◆ **What the task requires**
Write out every line below that includes the word "sour".

◆ **Exercise materials**
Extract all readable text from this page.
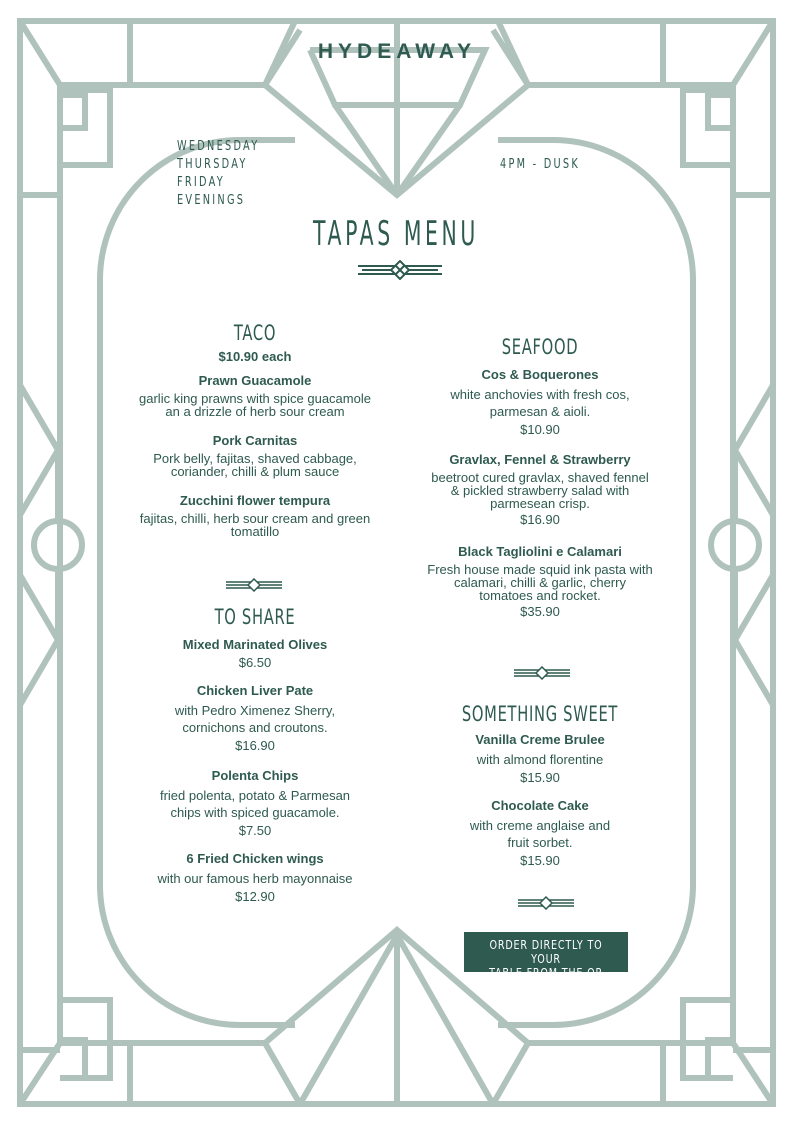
HYDEAWAY
WEDNESDAY
THURSDAY
FRIDAY
EVENINGS
4PM - DUSK
TAPAS MENU
TACO
$10.90 each
Prawn Guacamole
garlic king prawns with spice guacamole
an a drizzle of herb sour cream
Pork Carnitas
Pork belly, fajitas, shaved cabbage,
coriander, chilli & plum sauce
Zucchini flower tempura
fajitas, chilli, herb sour cream and green
tomatillo
TO SHARE
Mixed Marinated Olives
$6.50
Chicken Liver Pate
with Pedro Ximenez Sherry,
cornichons and croutons.
$16.90
Polenta Chips
fried polenta, potato & Parmesan
chips with spiced guacamole.
$7.50
6 Fried Chicken wings
with our famous herb mayonnaise
$12.90
SEAFOOD
Cos & Boquerones
white anchovies with fresh cos,
parmesan & aioli.
$10.90
Gravlax, Fennel & Strawberry
beetroot cured gravlax, shaved fennel
& pickled strawberry salad with
parmesean crisp.
$16.90
Black Tagliolini e Calamari
Fresh house made squid ink pasta with
calamari, chilli & garlic, cherry
tomatoes and rocket.
$35.90
SOMETHING SWEET
Vanilla Creme Brulee
with almond florentine
$15.90
Chocolate Cake
with creme anglaise and
fruit sorbet.
$15.90
ORDER DIRECTLY TO YOUR
TABLE FROM THE QR CODE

◆ **Written reply**
an a drizzle of herb sour cream
fajitas, chilli, herb sour cream and green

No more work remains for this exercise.